Written instruction 1.
List every film or screenplay title mentioned in the article on unproduced screenplays.
Written instruction 2.
Answer these questions from the article on unproduced screenplays:
(a) In what year did "Total Recall" reach theaters?
(b) Who wrote "Jacob's Ladder"?
(c) What are the changing fortunes of certain unproduced scripts compared to?
Written instruction 3.
Pick up the article on unproduced screenplays after its final sentence and keep writing.

──────── Article

Some of the best films remain on paper

HOLLYWOOD — HOLLYWOOD -- Asking Hollywood insiders what their favorite unproduced scripts are is a lot like asking chefs to name their favorite dish -- it's hard to get a consensus. One thing is certain: Around town, there's a "list" -- albeit an informal one -- of favorite unproduced screenplays.

Like stocks and municipal bonds, the fortunes of certain unproduced scripts seem to rise and fall depending on which way the wind is blowing. For instance, if "quirky" scripts are popular, you're liable to find more of those on the list. Another year, it might be science fiction and fantasy. Then again, the list may lean more toward comedies.


Some favorites finally made it to the big screen. "Total Recall" was a script that was on everybody's list for years. When the film finally made it to theaters in 1990, it was a commercial success, but many felt it didn't live up to its reputation as one of the "all-time" great unproduced screenplays. Similarly, many felt Bruce Joel Rubin's "Jacob's Ladder" did not live up to its reputation, nor was it a box-office success. And let's not forget "Bill & Ted's Excellent Adventure," which was not only long-unproduced but almost didn't get released. So here's the current list of favorite unproduced screenplays culled from conversations with studio executives, agents, producers and screenwriters.

────────────────
──────── Provided records

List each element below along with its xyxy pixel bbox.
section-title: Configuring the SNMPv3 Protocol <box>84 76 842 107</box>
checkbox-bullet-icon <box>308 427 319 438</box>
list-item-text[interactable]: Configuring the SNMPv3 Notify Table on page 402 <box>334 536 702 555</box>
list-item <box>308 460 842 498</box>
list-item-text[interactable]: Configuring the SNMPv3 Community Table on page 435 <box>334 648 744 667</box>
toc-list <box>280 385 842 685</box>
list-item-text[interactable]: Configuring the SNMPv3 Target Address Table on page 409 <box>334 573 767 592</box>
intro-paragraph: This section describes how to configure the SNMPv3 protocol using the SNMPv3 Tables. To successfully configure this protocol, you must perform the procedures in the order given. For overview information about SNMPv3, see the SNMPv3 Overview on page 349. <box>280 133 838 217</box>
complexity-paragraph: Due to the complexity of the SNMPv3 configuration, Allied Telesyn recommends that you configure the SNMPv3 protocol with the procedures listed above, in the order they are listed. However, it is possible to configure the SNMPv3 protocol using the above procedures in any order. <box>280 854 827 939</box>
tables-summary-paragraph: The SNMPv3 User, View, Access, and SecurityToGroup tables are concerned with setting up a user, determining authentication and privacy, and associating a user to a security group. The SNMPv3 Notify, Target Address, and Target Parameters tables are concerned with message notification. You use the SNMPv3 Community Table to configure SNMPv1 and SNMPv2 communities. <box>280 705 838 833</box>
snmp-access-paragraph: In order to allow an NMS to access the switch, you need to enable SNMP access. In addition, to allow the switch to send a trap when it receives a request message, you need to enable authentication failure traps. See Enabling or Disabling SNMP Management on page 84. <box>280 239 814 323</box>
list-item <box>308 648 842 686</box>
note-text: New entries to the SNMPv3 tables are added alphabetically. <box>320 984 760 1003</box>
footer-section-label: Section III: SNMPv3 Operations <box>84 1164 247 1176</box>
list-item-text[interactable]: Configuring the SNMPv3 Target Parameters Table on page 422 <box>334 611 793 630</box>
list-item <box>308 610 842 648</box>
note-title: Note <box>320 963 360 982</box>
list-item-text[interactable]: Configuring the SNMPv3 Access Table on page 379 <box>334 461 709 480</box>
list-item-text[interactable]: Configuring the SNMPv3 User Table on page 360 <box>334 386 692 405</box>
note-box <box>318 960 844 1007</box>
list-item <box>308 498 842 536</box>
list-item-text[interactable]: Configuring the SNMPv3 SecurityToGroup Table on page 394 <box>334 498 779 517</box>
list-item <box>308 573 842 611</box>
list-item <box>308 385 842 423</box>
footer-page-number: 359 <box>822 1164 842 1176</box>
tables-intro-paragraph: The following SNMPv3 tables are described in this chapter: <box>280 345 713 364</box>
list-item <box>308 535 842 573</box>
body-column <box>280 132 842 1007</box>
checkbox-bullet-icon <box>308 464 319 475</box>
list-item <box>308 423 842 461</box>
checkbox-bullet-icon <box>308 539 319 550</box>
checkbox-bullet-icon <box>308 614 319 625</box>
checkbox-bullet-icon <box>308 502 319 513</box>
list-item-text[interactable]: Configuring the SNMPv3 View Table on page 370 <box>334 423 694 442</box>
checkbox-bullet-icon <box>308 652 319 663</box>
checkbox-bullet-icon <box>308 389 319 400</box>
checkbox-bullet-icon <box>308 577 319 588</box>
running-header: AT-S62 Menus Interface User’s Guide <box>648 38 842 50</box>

────────────────

Response 1.
"Total Recall"
"Jacob's Ladder"
"Bill & Ted's Excellent Adventure"

Response 2.
(a) 1990
(b) Bruce Joel Rubin
(c) Stocks and municipal bonds

Response 3.
* "Fata Morgana." The first screenplay written by cult novelist William Kotzwinkle ("The Sandman," the novelization of "E.T.") has been around for 10 years. Described as "magical and hypnotic" by a development executive, it's an "Inspector Clouseau" story set in Victorian England. A "period picture," it's considered a very hard sell.


* "Field Trip." Tony and Cathy Peyser's script about a new-to-Los Angeles 15-year-old who gets lost on a class field trip during his first day of school, has been around since 1985. Described as a cross between "Home Alone," and "Risky Business," it was originally set to go into production at New Century-Vista, but the project stalled when the company went under. Some studio executives feel it's too derivative of "Home Alone."

* "Harrow Alley." No list of great unproduced screenplays would be complete without the granddaddy of them all. Written by Walter Brown Newman ("Cat Ballou," "The Man With the Golden Arm"), the script has been around since the early '70s and has achieved legendary status throughout Hollywood. Set during the Black Plague, the film has always been considered compelling but a tough sell because of its subject matter. At one time, it was discussed as a project for director John Huston, who wanted to make it but couldn't secure financing. Eventually, George C. Scott bought it as a starring vehicle for himself, but, because of his difficult reputation, most studios didn't want to get involved. The project is still owned by Scott.

* "Heat Wave." Written by acclaimed novelist and screenwriter Alice Hoffman, ("Independence Day"), whose recent novel "Turtle Moon" was sold to Universal for big bucks, this is the story of a wild, small-town teen-ager and his love affairs with two young girls. Like much of Hoffman's work, this project is character-driven, which always makes it a tougher sell.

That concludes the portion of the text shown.